Task prompt: Transcribe the records below exactly as they appear.

Extracted records
# # #

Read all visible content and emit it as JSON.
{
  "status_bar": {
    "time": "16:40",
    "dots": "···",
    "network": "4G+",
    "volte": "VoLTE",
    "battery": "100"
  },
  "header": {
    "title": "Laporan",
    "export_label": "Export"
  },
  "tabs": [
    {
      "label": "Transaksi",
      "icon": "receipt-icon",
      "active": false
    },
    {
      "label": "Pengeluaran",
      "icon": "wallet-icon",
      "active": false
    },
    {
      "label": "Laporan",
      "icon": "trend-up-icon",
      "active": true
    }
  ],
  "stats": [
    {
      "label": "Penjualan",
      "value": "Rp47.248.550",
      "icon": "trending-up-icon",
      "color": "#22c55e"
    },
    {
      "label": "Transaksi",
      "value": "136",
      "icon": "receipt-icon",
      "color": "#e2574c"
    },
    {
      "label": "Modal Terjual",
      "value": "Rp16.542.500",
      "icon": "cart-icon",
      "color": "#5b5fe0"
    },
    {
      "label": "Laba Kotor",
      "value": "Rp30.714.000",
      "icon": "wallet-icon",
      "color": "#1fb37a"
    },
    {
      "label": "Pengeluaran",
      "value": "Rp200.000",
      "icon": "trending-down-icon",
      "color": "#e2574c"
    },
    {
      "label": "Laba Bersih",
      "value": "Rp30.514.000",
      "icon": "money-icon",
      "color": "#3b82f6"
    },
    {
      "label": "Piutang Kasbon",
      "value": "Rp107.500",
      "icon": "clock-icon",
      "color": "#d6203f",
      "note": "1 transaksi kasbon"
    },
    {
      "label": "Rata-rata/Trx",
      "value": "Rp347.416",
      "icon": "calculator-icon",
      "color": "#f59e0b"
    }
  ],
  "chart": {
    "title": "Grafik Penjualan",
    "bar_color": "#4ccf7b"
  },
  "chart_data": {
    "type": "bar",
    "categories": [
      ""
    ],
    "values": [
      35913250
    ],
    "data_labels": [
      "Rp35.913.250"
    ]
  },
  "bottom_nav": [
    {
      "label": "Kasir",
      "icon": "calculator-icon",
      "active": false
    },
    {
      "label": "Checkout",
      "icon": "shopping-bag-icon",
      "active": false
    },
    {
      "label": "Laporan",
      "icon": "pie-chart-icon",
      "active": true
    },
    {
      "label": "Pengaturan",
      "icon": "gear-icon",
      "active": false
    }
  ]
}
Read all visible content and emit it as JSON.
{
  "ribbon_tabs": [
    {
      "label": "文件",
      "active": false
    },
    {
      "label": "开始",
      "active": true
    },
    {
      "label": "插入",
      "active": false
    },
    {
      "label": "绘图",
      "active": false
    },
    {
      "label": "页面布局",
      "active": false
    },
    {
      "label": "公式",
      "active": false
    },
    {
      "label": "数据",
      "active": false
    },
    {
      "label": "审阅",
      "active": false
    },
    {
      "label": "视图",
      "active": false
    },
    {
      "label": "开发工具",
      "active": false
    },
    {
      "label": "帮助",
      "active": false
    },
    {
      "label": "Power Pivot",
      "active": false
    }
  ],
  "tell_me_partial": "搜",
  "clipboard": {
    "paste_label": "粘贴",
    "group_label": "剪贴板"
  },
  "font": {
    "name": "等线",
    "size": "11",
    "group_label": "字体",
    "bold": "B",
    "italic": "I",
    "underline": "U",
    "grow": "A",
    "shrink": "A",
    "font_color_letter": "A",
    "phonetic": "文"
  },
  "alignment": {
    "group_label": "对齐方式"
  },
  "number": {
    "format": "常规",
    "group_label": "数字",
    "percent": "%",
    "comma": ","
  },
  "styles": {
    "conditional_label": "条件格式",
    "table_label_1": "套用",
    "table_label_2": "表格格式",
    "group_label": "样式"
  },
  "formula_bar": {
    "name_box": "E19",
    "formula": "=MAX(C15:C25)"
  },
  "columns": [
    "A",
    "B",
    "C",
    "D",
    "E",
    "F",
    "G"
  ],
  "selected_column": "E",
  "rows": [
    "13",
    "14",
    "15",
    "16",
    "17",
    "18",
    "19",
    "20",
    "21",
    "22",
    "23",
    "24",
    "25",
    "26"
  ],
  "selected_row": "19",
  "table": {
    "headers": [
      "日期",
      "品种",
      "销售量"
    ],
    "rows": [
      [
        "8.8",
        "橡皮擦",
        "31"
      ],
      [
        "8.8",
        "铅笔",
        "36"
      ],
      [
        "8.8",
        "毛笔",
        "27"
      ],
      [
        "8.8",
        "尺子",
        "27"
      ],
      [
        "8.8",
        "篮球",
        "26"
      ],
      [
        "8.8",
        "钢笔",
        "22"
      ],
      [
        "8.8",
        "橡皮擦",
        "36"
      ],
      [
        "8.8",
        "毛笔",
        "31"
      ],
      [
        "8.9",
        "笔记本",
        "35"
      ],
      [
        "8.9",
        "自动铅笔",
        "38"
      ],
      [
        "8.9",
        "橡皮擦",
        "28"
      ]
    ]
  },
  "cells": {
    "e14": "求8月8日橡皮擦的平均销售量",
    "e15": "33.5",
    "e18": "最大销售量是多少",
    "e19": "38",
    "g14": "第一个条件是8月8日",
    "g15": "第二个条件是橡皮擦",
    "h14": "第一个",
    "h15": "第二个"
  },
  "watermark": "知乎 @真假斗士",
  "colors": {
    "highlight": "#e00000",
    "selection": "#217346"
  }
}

# # #

Result of the exercise:
Read all visible content and emit it as JSON.
{
  "status_bar": {
    "time": "16:40",
    "dots": "···",
    "network": "4G+",
    "volte": "VoLTE",
    "battery": "100"
  },
  "header": {
    "title": "Laporan",
    "export_label": "Export"
  },
  "tabs": [
    {
      "label": "Transaksi",
      "icon": "receipt-icon",
      "active": false
    },
    {
      "label": "Pengeluaran",
      "icon": "wallet-icon",
      "active": false
    },
    {
      "label": "Laporan",
      "icon": "trend-up-icon",
      "active": true
    }
  ],
  "stats": [
    {
      "label": "Penjualan",
      "value": "Rp47.248.550",
      "icon": "trending-up-icon",
      "color": "#22c55e"
    },
    {
      "label": "Transaksi",
      "value": "136",
      "icon": "receipt-icon",
      "color": "#e2574c"
    },
    {
      "label": "Modal Terjual",
      "value": "Rp16.542.500",
      "icon": "cart-icon",
      "color": "#5b5fe0"
    },
    {
      "label": "Laba Kotor",
      "value": "Rp30.714.000",
      "icon": "wallet-icon",
      "color": "#1fb37a"
    },
    {
      "label": "Pengeluaran",
      "value": "Rp200.000",
      "icon": "trending-down-icon",
      "color": "#e2574c"
    },
    {
      "label": "Laba Bersih",
      "value": "Rp30.514.000",
      "icon": "money-icon",
      "color": "#3b82f6"
    },
    {
      "label": "Piutang Kasbon",
      "value": "Rp107.500",
      "icon": "clock-icon",
      "color": "#d6203f",
      "note": "1 transaksi kasbon"
    },
    {
      "label": "Rata-rata/Trx",
      "value": "Rp347.416",
      "icon": "calculator-icon",
      "color": "#f59e0b"
    }
  ],
  "chart": {
    "title": "Grafik Penjualan",
    "bar_color": "#4ccf7b"
  },
  "chart_data": {
    "type": "bar",
    "categories": [
      ""
    ],
    "values": [
      35913250
    ],
    "data_labels": [
      "Rp35.913.250"
    ]
  },
  "bottom_nav": [
    {
      "label": "Kasir",
      "icon": "calculator-icon",
      "active": false
    },
    {
      "label": "Checkout",
      "icon": "shopping-bag-icon",
      "active": false
    },
    {
      "label": "Laporan",
      "icon": "pie-chart-icon",
      "active": true
    },
    {
      "label": "Pengaturan",
      "icon": "gear-icon",
      "active": false
    }
  ]
}
Read all visible content and emit it as JSON.
{
  "ribbon_tabs": [
    {
      "label": "文件",
      "active": false
    },
    {
      "label": "开始",
      "active": true
    },
    {
      "label": "插入",
      "active": false
    },
    {
      "label": "绘图",
      "active": false
    },
    {
      "label": "页面布局",
      "active": false
    },
    {
      "label": "公式",
      "active": false
    },
    {
      "label": "数据",
      "active": false
    },
    {
      "label": "审阅",
      "active": false
    },
    {
      "label": "视图",
      "active": false
    },
    {
      "label": "开发工具",
      "active": false
    },
    {
      "label": "帮助",
      "active": false
    },
    {
      "label": "Power Pivot",
      "active": false
    }
  ],
  "tell_me_partial": "搜",
  "clipboard": {
    "paste_label": "粘贴",
    "group_label": "剪贴板"
  },
  "font": {
    "name": "等线",
    "size": "11",
    "group_label": "字体",
    "bold": "B",
    "italic": "I",
    "underline": "U",
    "grow": "A",
    "shrink": "A",
    "font_color_letter": "A",
    "phonetic": "文"
  },
  "alignment": {
    "group_label": "对齐方式"
  },
  "number": {
    "format": "常规",
    "group_label": "数字",
    "percent": "%",
    "comma": ","
  },
  "styles": {
    "conditional_label": "条件格式",
    "table_label_1": "套用",
    "table_label_2": "表格格式",
    "group_label": "样式"
  },
  "formula_bar": {
    "name_box": "E19",
    "formula": "=MAX(C15:C25)"
  },
  "columns": [
    "A",
    "B",
    "C",
    "D",
    "E",
    "F",
    "G"
  ],
  "selected_column": "E",
  "rows": [
    "13",
    "14",
    "15",
    "16",
    "17",
    "18",
    "19",
    "20",
    "21",
    "22",
    "23",
    "24",
    "25",
    "26"
  ],
  "selected_row": "19",
  "table": {
    "headers": [
      "日期",
      "品种",
      "销售量"
    ],
    "rows": [
      [
        "8.8",
        "橡皮擦",
        "31"
      ],
      [
        "8.8",
        "铅笔",
        "36"
      ],
      [
        "8.8",
        "毛笔",
        "27"
      ],
      [
        "8.8",
        "尺子",
        "27"
      ],
      [
        "8.8",
        "篮球",
        "26"
      ],
      [
        "8.8",
        "钢笔",
        "22"
      ],
      [
        "8.8",
        "橡皮擦",
        "36"
      ],
      [
        "8.8",
        "毛笔",
        "31"
      ],
      [
        "8.9",
        "笔记本",
        "35"
      ],
      [
        "8.9",
        "自动铅笔",
        "38"
      ],
      [
        "8.9",
        "橡皮擦",
        "28"
      ]
    ]
  },
  "cells": {
    "e14": "求8月8日橡皮擦的平均销售量",
    "e15": "33.5",
    "e18": "最大销售量是多少",
    "e19": "38",
    "g14": "第一个条件是8月8日",
    "g15": "第二个条件是橡皮擦",
    "h14": "第一个",
    "h15": "第二个"
  },
  "watermark": "知乎 @真假斗士",
  "colors": {
    "highlight": "#e00000",
    "selection": "#217346"
  }
}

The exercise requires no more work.